*To do*
Count the lines in the material that contain the string "nature", matching uppercase and lowercase exactly, and reply with the number alone.

*Dataset*
■ ■ ■ ■ ■ ■ ■

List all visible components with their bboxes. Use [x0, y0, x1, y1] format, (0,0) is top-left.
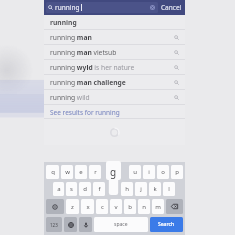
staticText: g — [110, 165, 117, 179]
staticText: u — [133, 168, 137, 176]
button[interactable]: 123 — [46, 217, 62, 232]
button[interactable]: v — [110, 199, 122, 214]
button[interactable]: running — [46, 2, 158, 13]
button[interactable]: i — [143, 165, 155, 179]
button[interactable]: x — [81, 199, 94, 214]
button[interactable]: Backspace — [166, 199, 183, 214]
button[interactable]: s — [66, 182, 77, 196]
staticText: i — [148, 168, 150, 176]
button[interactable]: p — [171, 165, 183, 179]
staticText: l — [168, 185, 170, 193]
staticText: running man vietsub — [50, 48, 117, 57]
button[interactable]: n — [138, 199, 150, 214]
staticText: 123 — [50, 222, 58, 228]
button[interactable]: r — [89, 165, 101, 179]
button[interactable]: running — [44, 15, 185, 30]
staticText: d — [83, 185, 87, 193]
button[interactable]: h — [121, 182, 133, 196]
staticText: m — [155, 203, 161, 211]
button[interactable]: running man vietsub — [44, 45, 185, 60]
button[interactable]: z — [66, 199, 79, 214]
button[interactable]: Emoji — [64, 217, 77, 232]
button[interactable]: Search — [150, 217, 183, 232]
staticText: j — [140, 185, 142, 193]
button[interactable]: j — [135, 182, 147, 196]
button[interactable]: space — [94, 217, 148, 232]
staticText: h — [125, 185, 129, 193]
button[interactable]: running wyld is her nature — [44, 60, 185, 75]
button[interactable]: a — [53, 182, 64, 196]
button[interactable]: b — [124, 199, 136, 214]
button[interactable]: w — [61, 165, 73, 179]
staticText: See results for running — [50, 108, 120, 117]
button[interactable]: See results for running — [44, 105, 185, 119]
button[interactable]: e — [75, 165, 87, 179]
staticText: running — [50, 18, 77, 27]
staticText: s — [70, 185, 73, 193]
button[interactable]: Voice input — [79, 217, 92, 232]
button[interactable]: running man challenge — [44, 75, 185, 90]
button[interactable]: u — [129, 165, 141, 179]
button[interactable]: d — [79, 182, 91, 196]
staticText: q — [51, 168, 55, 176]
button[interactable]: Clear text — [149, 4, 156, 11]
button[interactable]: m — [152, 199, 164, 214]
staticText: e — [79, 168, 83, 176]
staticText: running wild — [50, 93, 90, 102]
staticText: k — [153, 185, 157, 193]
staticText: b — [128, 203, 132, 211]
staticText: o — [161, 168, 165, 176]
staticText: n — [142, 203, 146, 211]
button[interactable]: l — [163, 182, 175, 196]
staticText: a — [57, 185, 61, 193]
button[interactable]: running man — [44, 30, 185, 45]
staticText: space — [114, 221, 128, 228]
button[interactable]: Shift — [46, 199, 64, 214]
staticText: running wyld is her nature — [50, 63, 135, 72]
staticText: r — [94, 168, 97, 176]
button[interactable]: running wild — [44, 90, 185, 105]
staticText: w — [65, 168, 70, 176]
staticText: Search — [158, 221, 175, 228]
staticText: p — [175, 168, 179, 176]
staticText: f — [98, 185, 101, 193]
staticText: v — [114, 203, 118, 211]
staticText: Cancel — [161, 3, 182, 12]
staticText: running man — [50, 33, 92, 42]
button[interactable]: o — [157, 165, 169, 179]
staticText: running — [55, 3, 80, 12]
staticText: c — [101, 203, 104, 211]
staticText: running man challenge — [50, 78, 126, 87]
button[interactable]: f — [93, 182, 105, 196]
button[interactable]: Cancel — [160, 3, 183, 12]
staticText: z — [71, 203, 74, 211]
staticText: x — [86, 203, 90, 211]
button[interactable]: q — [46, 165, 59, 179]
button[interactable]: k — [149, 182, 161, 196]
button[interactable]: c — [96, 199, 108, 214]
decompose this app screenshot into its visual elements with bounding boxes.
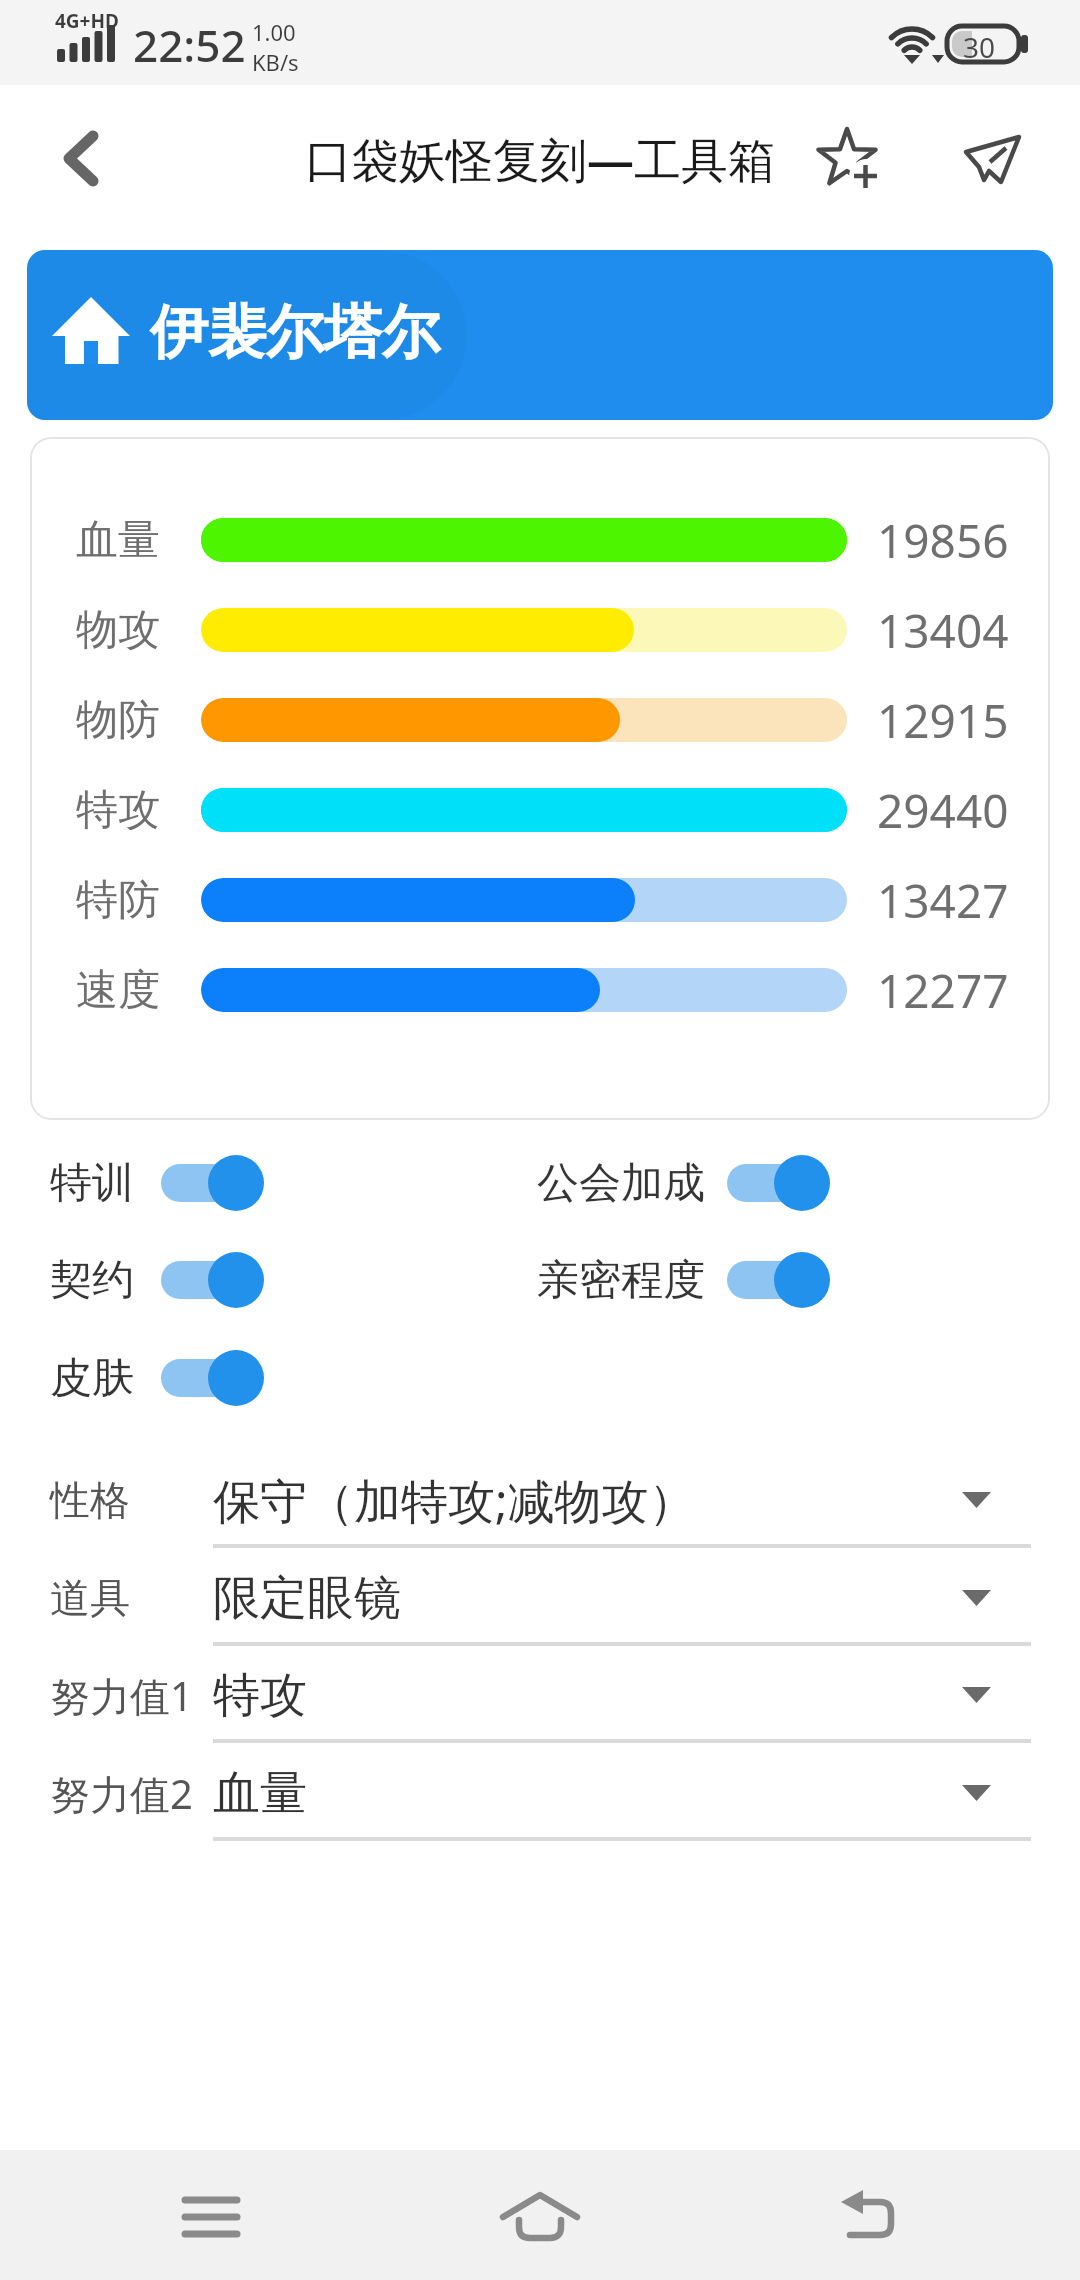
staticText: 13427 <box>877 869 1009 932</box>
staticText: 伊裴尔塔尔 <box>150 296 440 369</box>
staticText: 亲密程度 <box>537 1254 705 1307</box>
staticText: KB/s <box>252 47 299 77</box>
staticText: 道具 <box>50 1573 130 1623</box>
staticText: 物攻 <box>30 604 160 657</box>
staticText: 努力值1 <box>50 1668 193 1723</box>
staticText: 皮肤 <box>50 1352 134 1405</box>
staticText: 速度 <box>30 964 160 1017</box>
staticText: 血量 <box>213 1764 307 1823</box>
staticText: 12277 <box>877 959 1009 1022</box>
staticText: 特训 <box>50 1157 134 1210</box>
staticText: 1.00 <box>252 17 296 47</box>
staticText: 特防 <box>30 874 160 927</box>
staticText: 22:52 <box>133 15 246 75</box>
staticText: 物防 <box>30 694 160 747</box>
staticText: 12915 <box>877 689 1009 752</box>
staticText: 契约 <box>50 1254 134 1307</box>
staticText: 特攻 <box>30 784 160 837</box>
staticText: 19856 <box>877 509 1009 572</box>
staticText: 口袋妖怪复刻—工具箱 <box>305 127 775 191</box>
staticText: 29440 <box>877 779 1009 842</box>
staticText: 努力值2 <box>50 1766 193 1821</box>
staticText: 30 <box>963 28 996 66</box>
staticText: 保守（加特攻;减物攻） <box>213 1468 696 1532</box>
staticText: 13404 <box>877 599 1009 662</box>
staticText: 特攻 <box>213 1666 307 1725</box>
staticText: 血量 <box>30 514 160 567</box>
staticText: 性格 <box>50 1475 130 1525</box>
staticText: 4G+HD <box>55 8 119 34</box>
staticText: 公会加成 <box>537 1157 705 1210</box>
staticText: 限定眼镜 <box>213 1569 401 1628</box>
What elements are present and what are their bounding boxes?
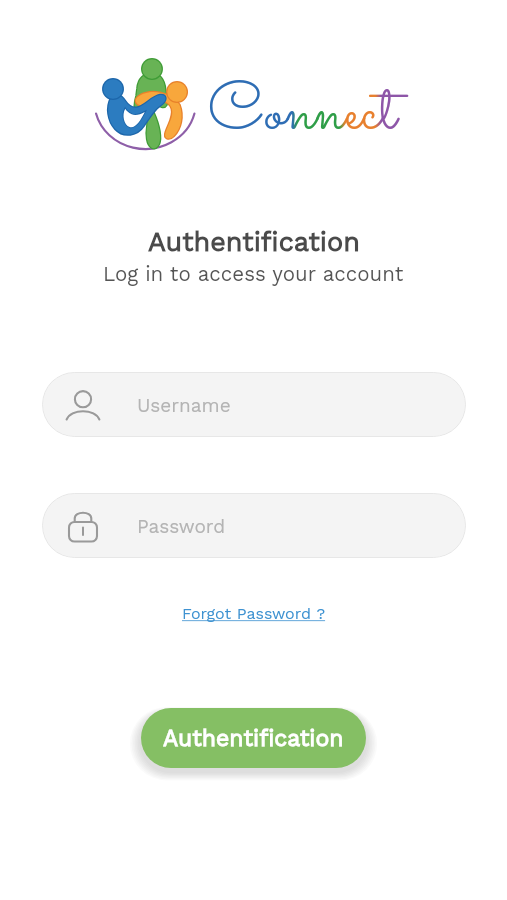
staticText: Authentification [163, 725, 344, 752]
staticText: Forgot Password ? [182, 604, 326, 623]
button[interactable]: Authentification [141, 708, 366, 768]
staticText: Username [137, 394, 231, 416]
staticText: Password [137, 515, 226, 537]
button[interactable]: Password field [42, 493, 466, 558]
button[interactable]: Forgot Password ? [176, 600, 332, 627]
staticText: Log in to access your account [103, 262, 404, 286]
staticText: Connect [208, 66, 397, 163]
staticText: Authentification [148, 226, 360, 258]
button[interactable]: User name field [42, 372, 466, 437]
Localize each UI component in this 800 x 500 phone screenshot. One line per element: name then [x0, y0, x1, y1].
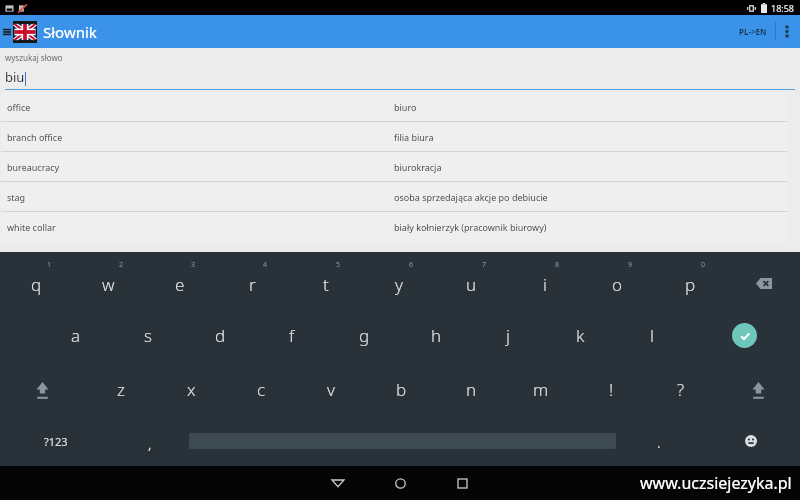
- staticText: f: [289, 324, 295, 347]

■ ■ ■ ■ ■ ■ ■

*Finished answer*
2